Copy out all the entries word for word.

## [Structured page parsing data]
○ ○ ○

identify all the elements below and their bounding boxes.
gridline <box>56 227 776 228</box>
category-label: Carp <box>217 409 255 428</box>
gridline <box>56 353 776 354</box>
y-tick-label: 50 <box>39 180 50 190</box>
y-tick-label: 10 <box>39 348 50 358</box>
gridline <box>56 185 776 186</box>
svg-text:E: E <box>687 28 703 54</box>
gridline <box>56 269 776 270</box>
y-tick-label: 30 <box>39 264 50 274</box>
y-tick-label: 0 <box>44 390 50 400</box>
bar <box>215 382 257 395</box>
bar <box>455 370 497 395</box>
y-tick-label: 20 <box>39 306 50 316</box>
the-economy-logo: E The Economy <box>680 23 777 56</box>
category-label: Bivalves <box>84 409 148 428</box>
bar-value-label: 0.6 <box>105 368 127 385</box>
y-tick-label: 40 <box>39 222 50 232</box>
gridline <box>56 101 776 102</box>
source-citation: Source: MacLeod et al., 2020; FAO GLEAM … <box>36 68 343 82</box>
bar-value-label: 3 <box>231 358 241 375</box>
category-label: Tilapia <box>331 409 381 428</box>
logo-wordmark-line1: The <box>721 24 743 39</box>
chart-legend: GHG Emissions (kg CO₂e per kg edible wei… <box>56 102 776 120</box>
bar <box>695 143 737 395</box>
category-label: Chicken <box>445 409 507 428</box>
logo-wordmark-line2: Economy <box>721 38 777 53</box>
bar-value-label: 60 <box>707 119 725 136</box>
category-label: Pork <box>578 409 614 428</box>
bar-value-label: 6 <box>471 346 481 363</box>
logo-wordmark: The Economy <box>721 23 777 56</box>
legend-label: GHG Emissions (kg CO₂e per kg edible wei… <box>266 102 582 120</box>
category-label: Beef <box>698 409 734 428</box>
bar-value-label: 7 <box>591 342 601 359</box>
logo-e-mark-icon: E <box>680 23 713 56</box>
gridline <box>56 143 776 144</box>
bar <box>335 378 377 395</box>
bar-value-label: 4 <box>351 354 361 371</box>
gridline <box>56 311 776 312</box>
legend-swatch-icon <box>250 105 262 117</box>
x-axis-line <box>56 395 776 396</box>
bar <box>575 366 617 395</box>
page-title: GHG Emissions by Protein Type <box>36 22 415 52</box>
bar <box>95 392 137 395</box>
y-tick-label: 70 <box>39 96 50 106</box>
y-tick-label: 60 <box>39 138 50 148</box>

○ ○ ○

## [ANSWER BELOW]
identify all the elements below and their bounding boxes.
gridline <box>56 227 776 228</box>
category-label: Carp <box>217 409 255 428</box>
gridline <box>56 353 776 354</box>
y-tick-label: 50 <box>39 180 50 190</box>
y-tick-label: 10 <box>39 348 50 358</box>
gridline <box>56 185 776 186</box>
svg-text:E: E <box>687 28 703 54</box>
gridline <box>56 269 776 270</box>
y-tick-label: 30 <box>39 264 50 274</box>
y-tick-label: 0 <box>44 390 50 400</box>
bar <box>215 382 257 395</box>
bar <box>455 370 497 395</box>
y-tick-label: 20 <box>39 306 50 316</box>
the-economy-logo: E The Economy <box>680 23 777 56</box>
category-label: Bivalves <box>84 409 148 428</box>
bar-value-label: 0.6 <box>105 368 127 385</box>
y-tick-label: 40 <box>39 222 50 232</box>
gridline <box>56 101 776 102</box>
source-citation: Source: MacLeod et al., 2020; FAO GLEAM … <box>36 68 343 82</box>
bar-value-label: 3 <box>231 358 241 375</box>
category-label: Tilapia <box>331 409 381 428</box>
logo-wordmark-line1: The <box>721 24 743 39</box>
chart-legend: GHG Emissions (kg CO₂e per kg edible wei… <box>56 102 776 120</box>
bar <box>695 143 737 395</box>
category-label: Chicken <box>445 409 507 428</box>
logo-wordmark-line2: Economy <box>721 38 777 53</box>
bar-value-label: 60 <box>707 119 725 136</box>
category-label: Pork <box>578 409 614 428</box>
bar-value-label: 6 <box>471 346 481 363</box>
logo-wordmark: The Economy <box>721 23 777 56</box>
legend-label: GHG Emissions (kg CO₂e per kg edible wei… <box>266 102 582 120</box>
category-label: Beef <box>698 409 734 428</box>
bar-value-label: 7 <box>591 342 601 359</box>
logo-e-mark-icon: E <box>680 23 713 56</box>
gridline <box>56 143 776 144</box>
bar <box>335 378 377 395</box>
bar-value-label: 4 <box>351 354 361 371</box>
gridline <box>56 311 776 312</box>
legend-swatch-icon <box>250 105 262 117</box>
x-axis-line <box>56 395 776 396</box>
bar <box>575 366 617 395</box>
page-title: GHG Emissions by Protein Type <box>36 22 415 52</box>
bar <box>95 392 137 395</box>
y-tick-label: 70 <box>39 96 50 106</box>
y-tick-label: 60 <box>39 138 50 148</box>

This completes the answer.